Identify, in the records below, every line where the string "被接種者区分" appears, and copy each such line.

** BEGIN RECORDED INFORMATION **

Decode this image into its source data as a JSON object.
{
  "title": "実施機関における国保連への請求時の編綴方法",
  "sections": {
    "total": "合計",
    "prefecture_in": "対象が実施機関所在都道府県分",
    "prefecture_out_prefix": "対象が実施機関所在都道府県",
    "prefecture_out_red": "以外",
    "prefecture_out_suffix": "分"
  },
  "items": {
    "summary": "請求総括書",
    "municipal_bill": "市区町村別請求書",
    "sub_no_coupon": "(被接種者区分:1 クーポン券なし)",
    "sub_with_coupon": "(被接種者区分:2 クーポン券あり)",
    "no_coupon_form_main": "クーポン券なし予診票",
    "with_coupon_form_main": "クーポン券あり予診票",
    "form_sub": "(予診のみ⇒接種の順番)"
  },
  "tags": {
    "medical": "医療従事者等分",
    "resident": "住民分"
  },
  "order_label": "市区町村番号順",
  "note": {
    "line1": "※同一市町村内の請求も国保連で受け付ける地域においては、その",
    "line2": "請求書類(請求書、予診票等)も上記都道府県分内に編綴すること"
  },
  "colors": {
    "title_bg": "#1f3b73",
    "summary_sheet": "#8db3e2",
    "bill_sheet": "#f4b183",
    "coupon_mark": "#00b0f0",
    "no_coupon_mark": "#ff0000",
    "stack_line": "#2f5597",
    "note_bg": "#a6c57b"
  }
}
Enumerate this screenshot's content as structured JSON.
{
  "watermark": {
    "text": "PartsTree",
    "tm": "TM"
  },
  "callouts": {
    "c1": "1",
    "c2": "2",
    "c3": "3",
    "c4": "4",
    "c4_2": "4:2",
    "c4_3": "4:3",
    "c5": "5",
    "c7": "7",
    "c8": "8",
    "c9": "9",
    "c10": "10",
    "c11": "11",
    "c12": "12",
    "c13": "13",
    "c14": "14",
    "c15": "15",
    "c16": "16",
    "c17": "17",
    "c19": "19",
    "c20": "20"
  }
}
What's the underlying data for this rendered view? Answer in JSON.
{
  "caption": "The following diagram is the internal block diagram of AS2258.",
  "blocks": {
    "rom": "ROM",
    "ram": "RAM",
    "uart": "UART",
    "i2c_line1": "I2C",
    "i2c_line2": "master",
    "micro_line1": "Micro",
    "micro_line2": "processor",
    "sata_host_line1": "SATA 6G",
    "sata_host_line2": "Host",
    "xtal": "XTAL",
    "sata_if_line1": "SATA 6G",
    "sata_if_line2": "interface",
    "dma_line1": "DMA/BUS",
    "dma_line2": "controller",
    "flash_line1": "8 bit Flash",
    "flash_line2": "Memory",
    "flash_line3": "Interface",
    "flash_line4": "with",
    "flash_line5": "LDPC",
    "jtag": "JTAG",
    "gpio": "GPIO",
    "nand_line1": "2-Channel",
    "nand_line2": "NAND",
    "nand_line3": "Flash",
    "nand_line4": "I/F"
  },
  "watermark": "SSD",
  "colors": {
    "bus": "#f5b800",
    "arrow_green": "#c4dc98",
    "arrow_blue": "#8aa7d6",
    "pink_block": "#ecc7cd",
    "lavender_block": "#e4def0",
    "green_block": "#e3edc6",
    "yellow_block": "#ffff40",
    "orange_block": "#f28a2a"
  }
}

** END RECORDED INFORMATION **

**RESPONSE:**
    "sub_no_coupon": "(被接種者区分:1 クーポン券なし)",
    "sub_with_coupon": "(被接種者区分:2 クーポン券あり)",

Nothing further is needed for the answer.